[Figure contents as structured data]
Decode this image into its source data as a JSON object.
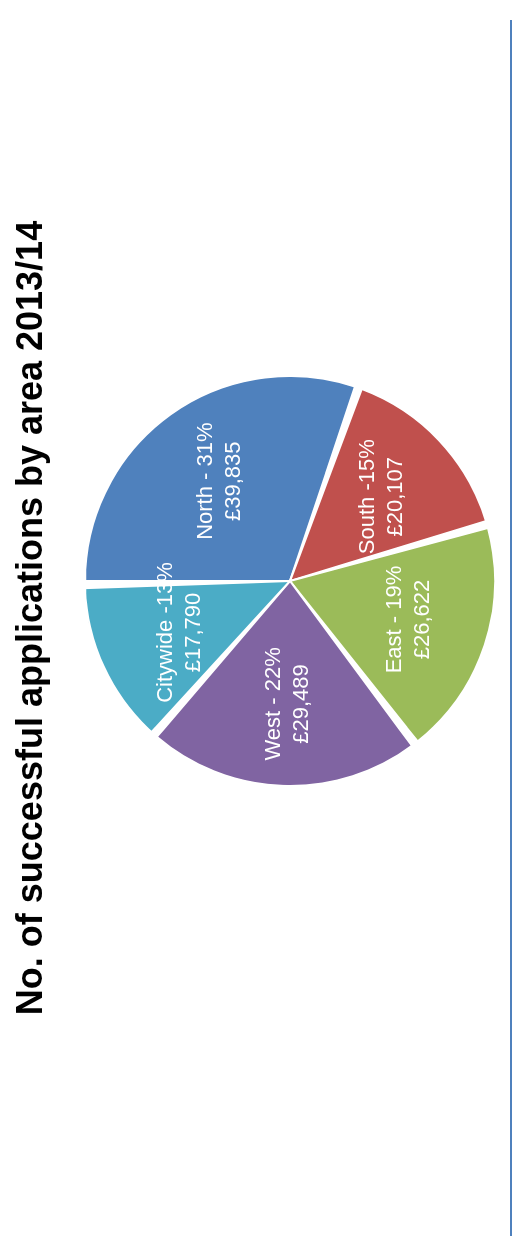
{
  "chart_data": {
    "type": "pie",
    "title": "No. of successful applications by area 2013/14",
    "categories": [
      "North",
      "South",
      "East",
      "West",
      "Citywide"
    ],
    "values": [
      31,
      15,
      19,
      22,
      13
    ],
    "value_labels": [
      "North - 31%",
      "South -15%",
      "East - 19%",
      "West - 22%",
      "Citywide -13%"
    ],
    "amounts": [
      39835,
      20107,
      26622,
      29489,
      17790
    ],
    "amount_labels": [
      "£39,835",
      "£20,107",
      "£26,622",
      "£29,489",
      "£17,790"
    ],
    "colors": [
      "#4f81bd",
      "#c0504d",
      "#9bbb59",
      "#8064a2",
      "#4bacc6"
    ],
    "data_labels": true
  }
}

▸ **Written task**
Quote all the lines above exactly as given. Do not include the pictures.

▸ **Expected output**
Decode this image into its source data as a JSON object.
{
  "chart_data": {
    "type": "pie",
    "title": "No. of successful applications by area 2013/14",
    "categories": [
      "North",
      "South",
      "East",
      "West",
      "Citywide"
    ],
    "values": [
      31,
      15,
      19,
      22,
      13
    ],
    "value_labels": [
      "North - 31%",
      "South -15%",
      "East - 19%",
      "West - 22%",
      "Citywide -13%"
    ],
    "amounts": [
      39835,
      20107,
      26622,
      29489,
      17790
    ],
    "amount_labels": [
      "£39,835",
      "£20,107",
      "£26,622",
      "£29,489",
      "£17,790"
    ],
    "colors": [
      "#4f81bd",
      "#c0504d",
      "#9bbb59",
      "#8064a2",
      "#4bacc6"
    ],
    "data_labels": true
  }
}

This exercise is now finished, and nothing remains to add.